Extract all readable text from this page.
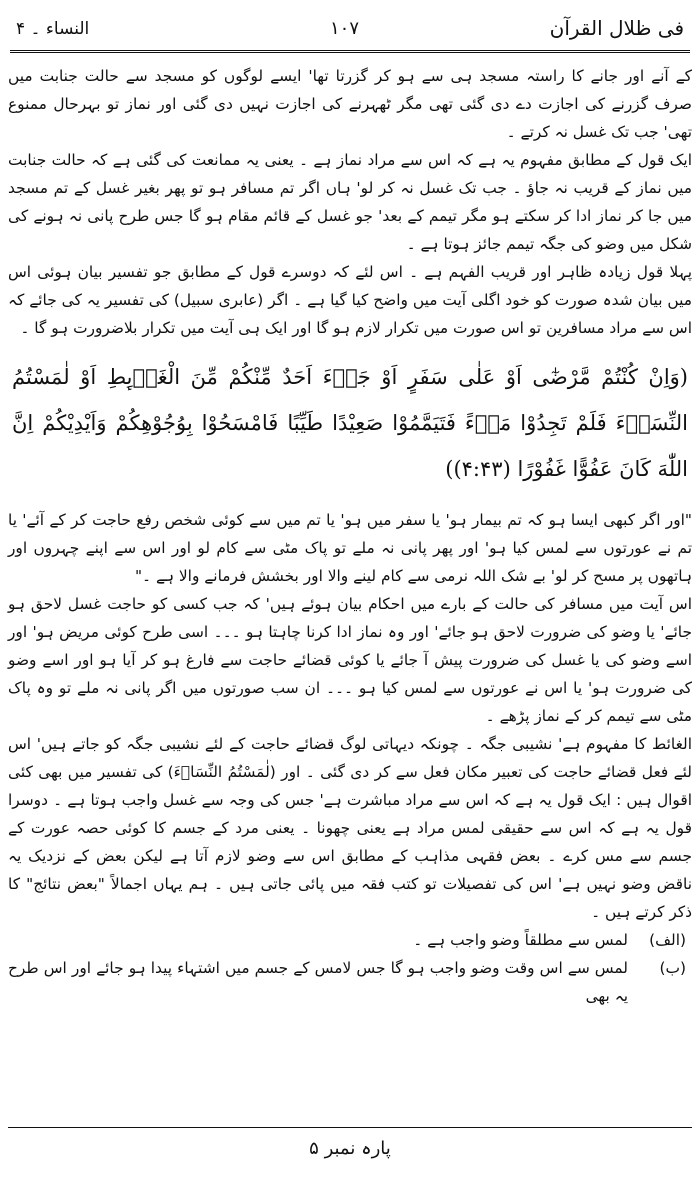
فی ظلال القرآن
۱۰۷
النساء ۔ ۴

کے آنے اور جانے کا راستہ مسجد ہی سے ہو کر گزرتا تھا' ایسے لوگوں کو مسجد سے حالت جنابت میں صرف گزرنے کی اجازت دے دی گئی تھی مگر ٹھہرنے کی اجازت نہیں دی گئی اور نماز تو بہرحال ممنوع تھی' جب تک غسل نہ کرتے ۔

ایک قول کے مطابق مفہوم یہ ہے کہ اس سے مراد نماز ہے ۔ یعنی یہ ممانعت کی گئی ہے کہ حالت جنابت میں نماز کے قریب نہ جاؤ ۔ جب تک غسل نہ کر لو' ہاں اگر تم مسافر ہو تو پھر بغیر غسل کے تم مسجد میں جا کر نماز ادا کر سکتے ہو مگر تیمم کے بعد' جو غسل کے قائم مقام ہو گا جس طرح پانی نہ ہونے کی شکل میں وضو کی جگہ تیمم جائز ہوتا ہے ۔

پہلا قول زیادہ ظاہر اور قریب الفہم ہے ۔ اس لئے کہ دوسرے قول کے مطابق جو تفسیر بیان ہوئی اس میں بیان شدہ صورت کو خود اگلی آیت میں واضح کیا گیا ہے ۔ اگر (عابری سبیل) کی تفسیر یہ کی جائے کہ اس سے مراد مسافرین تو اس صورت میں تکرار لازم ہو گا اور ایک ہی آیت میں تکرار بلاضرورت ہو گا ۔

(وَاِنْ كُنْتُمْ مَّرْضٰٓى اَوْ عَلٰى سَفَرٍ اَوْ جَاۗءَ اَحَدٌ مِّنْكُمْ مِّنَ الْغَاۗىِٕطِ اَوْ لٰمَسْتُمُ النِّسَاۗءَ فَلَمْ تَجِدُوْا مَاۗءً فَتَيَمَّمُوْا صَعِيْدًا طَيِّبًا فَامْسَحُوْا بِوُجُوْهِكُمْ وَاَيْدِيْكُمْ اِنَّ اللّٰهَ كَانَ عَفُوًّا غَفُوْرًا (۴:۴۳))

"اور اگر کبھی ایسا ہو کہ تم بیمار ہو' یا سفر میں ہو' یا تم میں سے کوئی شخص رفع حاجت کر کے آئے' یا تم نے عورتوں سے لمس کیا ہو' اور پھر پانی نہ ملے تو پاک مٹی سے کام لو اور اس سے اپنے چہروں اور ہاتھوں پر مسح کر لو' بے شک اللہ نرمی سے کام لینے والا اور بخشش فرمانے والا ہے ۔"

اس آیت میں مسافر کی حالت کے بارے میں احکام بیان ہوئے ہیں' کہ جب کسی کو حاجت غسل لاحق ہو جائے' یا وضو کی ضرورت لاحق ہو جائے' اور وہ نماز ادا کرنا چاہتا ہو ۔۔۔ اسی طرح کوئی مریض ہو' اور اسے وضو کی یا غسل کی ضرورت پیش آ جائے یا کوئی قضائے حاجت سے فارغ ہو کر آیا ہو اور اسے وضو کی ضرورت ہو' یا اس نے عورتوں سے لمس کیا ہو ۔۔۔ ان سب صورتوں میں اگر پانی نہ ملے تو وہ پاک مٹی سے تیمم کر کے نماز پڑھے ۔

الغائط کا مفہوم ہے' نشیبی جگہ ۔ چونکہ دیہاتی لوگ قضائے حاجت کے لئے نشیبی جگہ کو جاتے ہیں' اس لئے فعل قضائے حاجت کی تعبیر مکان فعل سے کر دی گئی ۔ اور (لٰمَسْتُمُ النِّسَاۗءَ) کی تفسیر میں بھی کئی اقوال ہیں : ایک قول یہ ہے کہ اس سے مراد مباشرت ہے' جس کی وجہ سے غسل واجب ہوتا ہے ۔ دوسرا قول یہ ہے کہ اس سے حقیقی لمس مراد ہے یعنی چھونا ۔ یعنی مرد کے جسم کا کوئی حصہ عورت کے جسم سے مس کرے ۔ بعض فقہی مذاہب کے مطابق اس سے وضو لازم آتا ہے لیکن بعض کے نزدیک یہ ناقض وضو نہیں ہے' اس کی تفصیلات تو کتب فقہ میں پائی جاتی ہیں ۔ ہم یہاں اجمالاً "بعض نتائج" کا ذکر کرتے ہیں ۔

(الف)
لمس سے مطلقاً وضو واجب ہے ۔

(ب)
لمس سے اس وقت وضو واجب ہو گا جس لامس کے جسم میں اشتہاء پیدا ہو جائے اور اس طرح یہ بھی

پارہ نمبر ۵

» **Description of the task**:
Pick out all the lines with the word "مطابق" in them and copy them.

» **Result for this task**:
ایک قول کے مطابق مفہوم یہ ہے کہ اس سے مراد نماز ہے ۔ یعنی یہ ممانعت کی گئی ہے کہ حالت جنابت میں نماز کے قریب نہ جاؤ ۔ جب تک غسل نہ کر لو' ہاں اگر تم مسافر ہو تو پھر بغیر غسل کے تم مسجد میں جا کر نماز ادا کر سکتے ہو مگر تیمم کے بعد' جو غسل کے قائم مقام ہو گا جس طرح پانی نہ ہونے کی شکل میں وضو کی جگہ تیمم جائز ہوتا ہے ۔
پہلا قول زیادہ ظاہر اور قریب الفہم ہے ۔ اس لئے کہ دوسرے قول کے مطابق جو تفسیر بیان ہوئی اس میں بیان شدہ صورت کو خود اگلی آیت میں واضح کیا گیا ہے ۔ اگر (عابری سبیل) کی تفسیر یہ کی جائے کہ اس سے مراد مسافرین تو اس صورت میں تکرار لازم ہو گا اور ایک ہی آیت میں تکرار بلاضرورت ہو گا ۔
الغائط کا مفہوم ہے' نشیبی جگہ ۔ چونکہ دیہاتی لوگ قضائے حاجت کے لئے نشیبی جگہ کو جاتے ہیں' اس لئے فعل قضائے حاجت کی تعبیر مکان فعل سے کر دی گئی ۔ اور (لٰمَسْتُمُ النِّسَاۗءَ) کی تفسیر میں بھی کئی اقوال ہیں : ایک قول یہ ہے کہ اس سے مراد مباشرت ہے' جس کی وجہ سے غسل واجب ہوتا ہے ۔ دوسرا قول یہ ہے کہ اس سے حقیقی لمس مراد ہے یعنی چھونا ۔ یعنی مرد کے جسم کا کوئی حصہ عورت کے جسم سے مس کرے ۔ بعض فقہی مذاہب کے مطابق اس سے وضو لازم آتا ہے لیکن بعض کے نزدیک یہ ناقض وضو نہیں ہے' اس کی تفصیلات تو کتب فقہ میں پائی جاتی ہیں ۔ ہم یہاں اجمالاً "بعض نتائج" کا ذکر کرتے ہیں ۔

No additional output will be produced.